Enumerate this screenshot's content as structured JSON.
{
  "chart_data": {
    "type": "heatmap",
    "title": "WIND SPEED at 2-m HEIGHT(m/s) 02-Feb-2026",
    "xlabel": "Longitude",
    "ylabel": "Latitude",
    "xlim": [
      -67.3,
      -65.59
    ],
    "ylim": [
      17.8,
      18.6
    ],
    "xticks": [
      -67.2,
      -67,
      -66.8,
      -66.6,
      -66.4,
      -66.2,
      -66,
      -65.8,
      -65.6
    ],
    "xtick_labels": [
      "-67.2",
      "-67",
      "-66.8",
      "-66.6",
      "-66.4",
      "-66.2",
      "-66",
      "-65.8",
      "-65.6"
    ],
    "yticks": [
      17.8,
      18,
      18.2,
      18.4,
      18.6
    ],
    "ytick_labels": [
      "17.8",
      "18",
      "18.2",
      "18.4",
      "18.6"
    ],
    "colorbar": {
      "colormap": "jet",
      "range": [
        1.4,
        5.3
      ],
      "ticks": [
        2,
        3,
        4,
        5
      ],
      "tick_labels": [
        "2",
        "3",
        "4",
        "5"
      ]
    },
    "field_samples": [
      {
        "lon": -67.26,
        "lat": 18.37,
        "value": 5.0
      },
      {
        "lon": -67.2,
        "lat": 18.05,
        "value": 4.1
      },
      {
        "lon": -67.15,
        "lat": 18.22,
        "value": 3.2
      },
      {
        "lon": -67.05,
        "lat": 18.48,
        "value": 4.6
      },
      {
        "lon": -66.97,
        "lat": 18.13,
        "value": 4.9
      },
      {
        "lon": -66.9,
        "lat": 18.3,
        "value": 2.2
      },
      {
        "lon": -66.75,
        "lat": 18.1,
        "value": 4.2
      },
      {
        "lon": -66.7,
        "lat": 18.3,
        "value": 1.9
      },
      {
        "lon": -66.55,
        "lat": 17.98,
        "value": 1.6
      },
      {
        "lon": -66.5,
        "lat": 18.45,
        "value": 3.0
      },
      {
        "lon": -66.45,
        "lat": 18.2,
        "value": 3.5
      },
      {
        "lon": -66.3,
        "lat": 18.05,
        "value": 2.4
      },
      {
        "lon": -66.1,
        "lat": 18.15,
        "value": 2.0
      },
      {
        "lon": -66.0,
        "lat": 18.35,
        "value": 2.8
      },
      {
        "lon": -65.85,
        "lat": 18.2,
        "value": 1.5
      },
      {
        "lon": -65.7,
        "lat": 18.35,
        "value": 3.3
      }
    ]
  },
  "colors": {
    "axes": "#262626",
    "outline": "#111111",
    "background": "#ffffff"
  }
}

·····

*Work required:*
Write an exact transcription of every entry above.

*Expected answer:*
Enumerate this screenshot's content as structured JSON.
{
  "chart_data": {
    "type": "heatmap",
    "title": "WIND SPEED at 2-m HEIGHT(m/s) 02-Feb-2026",
    "xlabel": "Longitude",
    "ylabel": "Latitude",
    "xlim": [
      -67.3,
      -65.59
    ],
    "ylim": [
      17.8,
      18.6
    ],
    "xticks": [
      -67.2,
      -67,
      -66.8,
      -66.6,
      -66.4,
      -66.2,
      -66,
      -65.8,
      -65.6
    ],
    "xtick_labels": [
      "-67.2",
      "-67",
      "-66.8",
      "-66.6",
      "-66.4",
      "-66.2",
      "-66",
      "-65.8",
      "-65.6"
    ],
    "yticks": [
      17.8,
      18,
      18.2,
      18.4,
      18.6
    ],
    "ytick_labels": [
      "17.8",
      "18",
      "18.2",
      "18.4",
      "18.6"
    ],
    "colorbar": {
      "colormap": "jet",
      "range": [
        1.4,
        5.3
      ],
      "ticks": [
        2,
        3,
        4,
        5
      ],
      "tick_labels": [
        "2",
        "3",
        "4",
        "5"
      ]
    },
    "field_samples": [
      {
        "lon": -67.26,
        "lat": 18.37,
        "value": 5.0
      },
      {
        "lon": -67.2,
        "lat": 18.05,
        "value": 4.1
      },
      {
        "lon": -67.15,
        "lat": 18.22,
        "value": 3.2
      },
      {
        "lon": -67.05,
        "lat": 18.48,
        "value": 4.6
      },
      {
        "lon": -66.97,
        "lat": 18.13,
        "value": 4.9
      },
      {
        "lon": -66.9,
        "lat": 18.3,
        "value": 2.2
      },
      {
        "lon": -66.75,
        "lat": 18.1,
        "value": 4.2
      },
      {
        "lon": -66.7,
        "lat": 18.3,
        "value": 1.9
      },
      {
        "lon": -66.55,
        "lat": 17.98,
        "value": 1.6
      },
      {
        "lon": -66.5,
        "lat": 18.45,
        "value": 3.0
      },
      {
        "lon": -66.45,
        "lat": 18.2,
        "value": 3.5
      },
      {
        "lon": -66.3,
        "lat": 18.05,
        "value": 2.4
      },
      {
        "lon": -66.1,
        "lat": 18.15,
        "value": 2.0
      },
      {
        "lon": -66.0,
        "lat": 18.35,
        "value": 2.8
      },
      {
        "lon": -65.85,
        "lat": 18.2,
        "value": 1.5
      },
      {
        "lon": -65.7,
        "lat": 18.35,
        "value": 3.3
      }
    ]
  },
  "colors": {
    "axes": "#262626",
    "outline": "#111111",
    "background": "#ffffff"
  }
}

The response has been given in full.